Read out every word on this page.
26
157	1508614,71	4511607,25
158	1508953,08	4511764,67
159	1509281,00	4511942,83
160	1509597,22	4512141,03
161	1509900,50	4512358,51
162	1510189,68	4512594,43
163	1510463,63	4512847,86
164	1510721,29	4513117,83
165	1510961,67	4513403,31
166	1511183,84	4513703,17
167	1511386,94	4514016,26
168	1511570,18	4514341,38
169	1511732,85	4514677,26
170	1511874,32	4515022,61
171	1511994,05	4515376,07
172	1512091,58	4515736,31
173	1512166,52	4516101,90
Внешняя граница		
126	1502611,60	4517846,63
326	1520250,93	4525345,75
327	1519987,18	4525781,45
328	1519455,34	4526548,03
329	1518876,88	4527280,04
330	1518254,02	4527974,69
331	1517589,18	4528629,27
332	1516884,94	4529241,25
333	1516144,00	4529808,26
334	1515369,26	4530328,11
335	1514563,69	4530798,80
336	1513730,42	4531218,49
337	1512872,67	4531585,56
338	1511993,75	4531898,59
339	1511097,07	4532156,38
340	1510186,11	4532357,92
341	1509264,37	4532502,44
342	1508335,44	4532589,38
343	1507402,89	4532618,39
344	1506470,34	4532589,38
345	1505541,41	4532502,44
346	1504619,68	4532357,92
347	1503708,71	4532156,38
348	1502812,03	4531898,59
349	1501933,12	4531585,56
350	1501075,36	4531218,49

What needs to be done: Write the material out exactly, with nothing left out.

Solution to the problem:
Read out every word on this page.
26
157	1508614,71	4511607,25
158	1508953,08	4511764,67
159	1509281,00	4511942,83
160	1509597,22	4512141,03
161	1509900,50	4512358,51
162	1510189,68	4512594,43
163	1510463,63	4512847,86
164	1510721,29	4513117,83
165	1510961,67	4513403,31
166	1511183,84	4513703,17
167	1511386,94	4514016,26
168	1511570,18	4514341,38
169	1511732,85	4514677,26
170	1511874,32	4515022,61
171	1511994,05	4515376,07
172	1512091,58	4515736,31
173	1512166,52	4516101,90
Внешняя граница		
126	1502611,60	4517846,63
326	1520250,93	4525345,75
327	1519987,18	4525781,45
328	1519455,34	4526548,03
329	1518876,88	4527280,04
330	1518254,02	4527974,69
331	1517589,18	4528629,27
332	1516884,94	4529241,25
333	1516144,00	4529808,26
334	1515369,26	4530328,11
335	1514563,69	4530798,80
336	1513730,42	4531218,49
337	1512872,67	4531585,56
338	1511993,75	4531898,59
339	1511097,07	4532156,38
340	1510186,11	4532357,92
341	1509264,37	4532502,44
342	1508335,44	4532589,38
343	1507402,89	4532618,39
344	1506470,34	4532589,38
345	1505541,41	4532502,44
346	1504619,68	4532357,92
347	1503708,71	4532156,38
348	1502812,03	4531898,59
349	1501933,12	4531585,56
350	1501075,36	4531218,49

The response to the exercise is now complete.